Repeat the listing below in full, exactly as it stands.

- - - - -

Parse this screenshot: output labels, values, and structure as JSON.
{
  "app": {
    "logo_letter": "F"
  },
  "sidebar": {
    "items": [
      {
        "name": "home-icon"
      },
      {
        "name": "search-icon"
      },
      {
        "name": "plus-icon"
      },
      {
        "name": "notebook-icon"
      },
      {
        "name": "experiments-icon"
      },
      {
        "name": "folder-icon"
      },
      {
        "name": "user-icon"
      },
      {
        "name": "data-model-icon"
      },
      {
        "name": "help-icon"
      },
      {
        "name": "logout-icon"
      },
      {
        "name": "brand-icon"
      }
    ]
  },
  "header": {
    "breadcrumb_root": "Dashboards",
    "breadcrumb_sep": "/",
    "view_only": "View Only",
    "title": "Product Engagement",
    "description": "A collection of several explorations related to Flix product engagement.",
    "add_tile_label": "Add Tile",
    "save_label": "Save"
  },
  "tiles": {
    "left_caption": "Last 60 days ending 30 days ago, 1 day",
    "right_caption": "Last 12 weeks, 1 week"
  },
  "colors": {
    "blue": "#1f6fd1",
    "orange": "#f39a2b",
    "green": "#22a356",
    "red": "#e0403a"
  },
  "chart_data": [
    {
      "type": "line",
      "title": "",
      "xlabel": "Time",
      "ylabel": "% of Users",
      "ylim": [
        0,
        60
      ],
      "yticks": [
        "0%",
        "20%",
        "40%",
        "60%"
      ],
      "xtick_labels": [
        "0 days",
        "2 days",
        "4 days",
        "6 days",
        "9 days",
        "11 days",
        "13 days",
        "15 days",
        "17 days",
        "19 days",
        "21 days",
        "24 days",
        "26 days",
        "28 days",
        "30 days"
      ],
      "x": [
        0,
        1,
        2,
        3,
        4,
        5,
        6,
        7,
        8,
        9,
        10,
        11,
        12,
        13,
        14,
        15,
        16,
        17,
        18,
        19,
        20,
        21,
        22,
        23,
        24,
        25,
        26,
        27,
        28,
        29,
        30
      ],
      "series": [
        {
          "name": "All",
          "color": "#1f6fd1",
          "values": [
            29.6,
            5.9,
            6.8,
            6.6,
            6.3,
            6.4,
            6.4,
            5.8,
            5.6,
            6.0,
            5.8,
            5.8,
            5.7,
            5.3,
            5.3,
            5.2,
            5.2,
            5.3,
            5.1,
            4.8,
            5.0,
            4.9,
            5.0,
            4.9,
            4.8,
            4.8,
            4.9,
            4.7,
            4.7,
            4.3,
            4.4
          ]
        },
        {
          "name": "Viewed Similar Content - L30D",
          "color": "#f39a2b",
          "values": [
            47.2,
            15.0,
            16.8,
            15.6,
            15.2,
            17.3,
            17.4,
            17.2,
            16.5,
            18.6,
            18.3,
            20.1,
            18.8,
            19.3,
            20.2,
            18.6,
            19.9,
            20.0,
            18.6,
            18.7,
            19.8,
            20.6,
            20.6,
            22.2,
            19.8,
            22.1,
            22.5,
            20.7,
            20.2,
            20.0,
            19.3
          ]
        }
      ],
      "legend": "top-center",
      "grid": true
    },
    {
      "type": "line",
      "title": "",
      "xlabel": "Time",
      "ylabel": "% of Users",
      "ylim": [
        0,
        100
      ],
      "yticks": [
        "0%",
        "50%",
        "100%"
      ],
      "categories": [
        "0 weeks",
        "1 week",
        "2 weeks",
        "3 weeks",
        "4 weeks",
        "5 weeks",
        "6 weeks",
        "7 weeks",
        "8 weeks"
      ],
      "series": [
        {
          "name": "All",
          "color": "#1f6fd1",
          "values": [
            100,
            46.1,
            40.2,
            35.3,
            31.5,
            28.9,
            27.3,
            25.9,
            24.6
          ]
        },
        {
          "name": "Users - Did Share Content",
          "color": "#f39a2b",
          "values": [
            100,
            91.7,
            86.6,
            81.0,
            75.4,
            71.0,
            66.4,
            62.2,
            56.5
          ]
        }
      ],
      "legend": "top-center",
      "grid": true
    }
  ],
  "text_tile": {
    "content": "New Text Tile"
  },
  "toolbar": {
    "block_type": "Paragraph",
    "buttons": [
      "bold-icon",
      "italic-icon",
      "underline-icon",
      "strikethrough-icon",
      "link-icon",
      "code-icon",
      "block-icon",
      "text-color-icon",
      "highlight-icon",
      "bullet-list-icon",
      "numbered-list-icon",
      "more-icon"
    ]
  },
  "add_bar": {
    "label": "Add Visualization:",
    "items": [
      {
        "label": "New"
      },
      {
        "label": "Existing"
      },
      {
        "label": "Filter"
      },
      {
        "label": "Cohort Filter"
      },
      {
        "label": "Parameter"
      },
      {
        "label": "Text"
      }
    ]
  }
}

- - - - -

- **Solved problem**
Parse this screenshot: output labels, values, and structure as JSON.
{
  "app": {
    "logo_letter": "F"
  },
  "sidebar": {
    "items": [
      {
        "name": "home-icon"
      },
      {
        "name": "search-icon"
      },
      {
        "name": "plus-icon"
      },
      {
        "name": "notebook-icon"
      },
      {
        "name": "experiments-icon"
      },
      {
        "name": "folder-icon"
      },
      {
        "name": "user-icon"
      },
      {
        "name": "data-model-icon"
      },
      {
        "name": "help-icon"
      },
      {
        "name": "logout-icon"
      },
      {
        "name": "brand-icon"
      }
    ]
  },
  "header": {
    "breadcrumb_root": "Dashboards",
    "breadcrumb_sep": "/",
    "view_only": "View Only",
    "title": "Product Engagement",
    "description": "A collection of several explorations related to Flix product engagement.",
    "add_tile_label": "Add Tile",
    "save_label": "Save"
  },
  "tiles": {
    "left_caption": "Last 60 days ending 30 days ago, 1 day",
    "right_caption": "Last 12 weeks, 1 week"
  },
  "colors": {
    "blue": "#1f6fd1",
    "orange": "#f39a2b",
    "green": "#22a356",
    "red": "#e0403a"
  },
  "chart_data": [
    {
      "type": "line",
      "title": "",
      "xlabel": "Time",
      "ylabel": "% of Users",
      "ylim": [
        0,
        60
      ],
      "yticks": [
        "0%",
        "20%",
        "40%",
        "60%"
      ],
      "xtick_labels": [
        "0 days",
        "2 days",
        "4 days",
        "6 days",
        "9 days",
        "11 days",
        "13 days",
        "15 days",
        "17 days",
        "19 days",
        "21 days",
        "24 days",
        "26 days",
        "28 days",
        "30 days"
      ],
      "x": [
        0,
        1,
        2,
        3,
        4,
        5,
        6,
        7,
        8,
        9,
        10,
        11,
        12,
        13,
        14,
        15,
        16,
        17,
        18,
        19,
        20,
        21,
        22,
        23,
        24,
        25,
        26,
        27,
        28,
        29,
        30
      ],
      "series": [
        {
          "name": "All",
          "color": "#1f6fd1",
          "values": [
            29.6,
            5.9,
            6.8,
            6.6,
            6.3,
            6.4,
            6.4,
            5.8,
            5.6,
            6.0,
            5.8,
            5.8,
            5.7,
            5.3,
            5.3,
            5.2,
            5.2,
            5.3,
            5.1,
            4.8,
            5.0,
            4.9,
            5.0,
            4.9,
            4.8,
            4.8,
            4.9,
            4.7,
            4.7,
            4.3,
            4.4
          ]
        },
        {
          "name": "Viewed Similar Content - L30D",
          "color": "#f39a2b",
          "values": [
            47.2,
            15.0,
            16.8,
            15.6,
            15.2,
            17.3,
            17.4,
            17.2,
            16.5,
            18.6,
            18.3,
            20.1,
            18.8,
            19.3,
            20.2,
            18.6,
            19.9,
            20.0,
            18.6,
            18.7,
            19.8,
            20.6,
            20.6,
            22.2,
            19.8,
            22.1,
            22.5,
            20.7,
            20.2,
            20.0,
            19.3
          ]
        }
      ],
      "legend": "top-center",
      "grid": true
    },
    {
      "type": "line",
      "title": "",
      "xlabel": "Time",
      "ylabel": "% of Users",
      "ylim": [
        0,
        100
      ],
      "yticks": [
        "0%",
        "50%",
        "100%"
      ],
      "categories": [
        "0 weeks",
        "1 week",
        "2 weeks",
        "3 weeks",
        "4 weeks",
        "5 weeks",
        "6 weeks",
        "7 weeks",
        "8 weeks"
      ],
      "series": [
        {
          "name": "All",
          "color": "#1f6fd1",
          "values": [
            100,
            46.1,
            40.2,
            35.3,
            31.5,
            28.9,
            27.3,
            25.9,
            24.6
          ]
        },
        {
          "name": "Users - Did Share Content",
          "color": "#f39a2b",
          "values": [
            100,
            91.7,
            86.6,
            81.0,
            75.4,
            71.0,
            66.4,
            62.2,
            56.5
          ]
        }
      ],
      "legend": "top-center",
      "grid": true
    }
  ],
  "text_tile": {
    "content": "New Text Tile"
  },
  "toolbar": {
    "block_type": "Paragraph",
    "buttons": [
      "bold-icon",
      "italic-icon",
      "underline-icon",
      "strikethrough-icon",
      "link-icon",
      "code-icon",
      "block-icon",
      "text-color-icon",
      "highlight-icon",
      "bullet-list-icon",
      "numbered-list-icon",
      "more-icon"
    ]
  },
  "add_bar": {
    "label": "Add Visualization:",
    "items": [
      {
        "label": "New"
      },
      {
        "label": "Existing"
      },
      {
        "label": "Filter"
      },
      {
        "label": "Cohort Filter"
      },
      {
        "label": "Parameter"
      },
      {
        "label": "Text"
      }
    ]
  }
}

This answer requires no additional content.